Output the material below in its entirety, exactly as given.

TASK MATERIAL:
########

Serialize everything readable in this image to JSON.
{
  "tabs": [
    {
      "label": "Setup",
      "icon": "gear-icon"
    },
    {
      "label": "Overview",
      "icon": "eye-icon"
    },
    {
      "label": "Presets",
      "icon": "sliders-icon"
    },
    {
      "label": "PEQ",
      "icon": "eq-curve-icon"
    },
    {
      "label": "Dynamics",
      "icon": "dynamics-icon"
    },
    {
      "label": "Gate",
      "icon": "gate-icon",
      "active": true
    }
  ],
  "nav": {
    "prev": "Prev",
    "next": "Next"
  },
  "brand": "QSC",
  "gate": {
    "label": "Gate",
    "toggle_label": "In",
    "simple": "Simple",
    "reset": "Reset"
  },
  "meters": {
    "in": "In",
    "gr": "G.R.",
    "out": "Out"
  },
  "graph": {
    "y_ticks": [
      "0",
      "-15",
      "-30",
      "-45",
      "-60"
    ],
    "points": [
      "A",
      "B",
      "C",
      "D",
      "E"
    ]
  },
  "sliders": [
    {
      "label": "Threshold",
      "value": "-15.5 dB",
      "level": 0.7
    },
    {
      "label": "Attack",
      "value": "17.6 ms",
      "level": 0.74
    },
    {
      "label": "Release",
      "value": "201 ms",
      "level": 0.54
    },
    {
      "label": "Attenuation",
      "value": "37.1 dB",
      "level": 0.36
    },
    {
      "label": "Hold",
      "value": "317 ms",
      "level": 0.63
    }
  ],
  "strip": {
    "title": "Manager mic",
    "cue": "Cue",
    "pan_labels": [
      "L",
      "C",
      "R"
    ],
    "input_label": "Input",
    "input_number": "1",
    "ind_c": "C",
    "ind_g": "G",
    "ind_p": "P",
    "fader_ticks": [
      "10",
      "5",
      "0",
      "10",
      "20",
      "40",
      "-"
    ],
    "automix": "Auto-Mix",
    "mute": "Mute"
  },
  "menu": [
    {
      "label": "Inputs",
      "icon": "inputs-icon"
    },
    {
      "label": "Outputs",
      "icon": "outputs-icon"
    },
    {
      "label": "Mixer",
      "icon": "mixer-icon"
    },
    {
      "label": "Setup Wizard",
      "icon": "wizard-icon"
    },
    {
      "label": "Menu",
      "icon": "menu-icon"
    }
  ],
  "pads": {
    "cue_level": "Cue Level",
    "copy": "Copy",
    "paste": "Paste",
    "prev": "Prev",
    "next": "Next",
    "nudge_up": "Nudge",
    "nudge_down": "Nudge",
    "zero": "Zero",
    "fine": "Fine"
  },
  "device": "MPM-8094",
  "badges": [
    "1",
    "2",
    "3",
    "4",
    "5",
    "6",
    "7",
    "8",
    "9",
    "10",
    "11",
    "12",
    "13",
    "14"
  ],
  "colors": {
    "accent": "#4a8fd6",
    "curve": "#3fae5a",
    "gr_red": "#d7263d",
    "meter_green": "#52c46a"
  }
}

########

RESULT FOR THIS EXERCISE:
Serialize everything readable in this image to JSON.
{
  "tabs": [
    {
      "label": "Setup",
      "icon": "gear-icon"
    },
    {
      "label": "Overview",
      "icon": "eye-icon"
    },
    {
      "label": "Presets",
      "icon": "sliders-icon"
    },
    {
      "label": "PEQ",
      "icon": "eq-curve-icon"
    },
    {
      "label": "Dynamics",
      "icon": "dynamics-icon"
    },
    {
      "label": "Gate",
      "icon": "gate-icon",
      "active": true
    }
  ],
  "nav": {
    "prev": "Prev",
    "next": "Next"
  },
  "brand": "QSC",
  "gate": {
    "label": "Gate",
    "toggle_label": "In",
    "simple": "Simple",
    "reset": "Reset"
  },
  "meters": {
    "in": "In",
    "gr": "G.R.",
    "out": "Out"
  },
  "graph": {
    "y_ticks": [
      "0",
      "-15",
      "-30",
      "-45",
      "-60"
    ],
    "points": [
      "A",
      "B",
      "C",
      "D",
      "E"
    ]
  },
  "sliders": [
    {
      "label": "Threshold",
      "value": "-15.5 dB",
      "level": 0.7
    },
    {
      "label": "Attack",
      "value": "17.6 ms",
      "level": 0.74
    },
    {
      "label": "Release",
      "value": "201 ms",
      "level": 0.54
    },
    {
      "label": "Attenuation",
      "value": "37.1 dB",
      "level": 0.36
    },
    {
      "label": "Hold",
      "value": "317 ms",
      "level": 0.63
    }
  ],
  "strip": {
    "title": "Manager mic",
    "cue": "Cue",
    "pan_labels": [
      "L",
      "C",
      "R"
    ],
    "input_label": "Input",
    "input_number": "1",
    "ind_c": "C",
    "ind_g": "G",
    "ind_p": "P",
    "fader_ticks": [
      "10",
      "5",
      "0",
      "10",
      "20",
      "40",
      "-"
    ],
    "automix": "Auto-Mix",
    "mute": "Mute"
  },
  "menu": [
    {
      "label": "Inputs",
      "icon": "inputs-icon"
    },
    {
      "label": "Outputs",
      "icon": "outputs-icon"
    },
    {
      "label": "Mixer",
      "icon": "mixer-icon"
    },
    {
      "label": "Setup Wizard",
      "icon": "wizard-icon"
    },
    {
      "label": "Menu",
      "icon": "menu-icon"
    }
  ],
  "pads": {
    "cue_level": "Cue Level",
    "copy": "Copy",
    "paste": "Paste",
    "prev": "Prev",
    "next": "Next",
    "nudge_up": "Nudge",
    "nudge_down": "Nudge",
    "zero": "Zero",
    "fine": "Fine"
  },
  "device": "MPM-8094",
  "badges": [
    "1",
    "2",
    "3",
    "4",
    "5",
    "6",
    "7",
    "8",
    "9",
    "10",
    "11",
    "12",
    "13",
    "14"
  ],
  "colors": {
    "accent": "#4a8fd6",
    "curve": "#3fae5a",
    "gr_red": "#d7263d",
    "meter_green": "#52c46a"
  }
}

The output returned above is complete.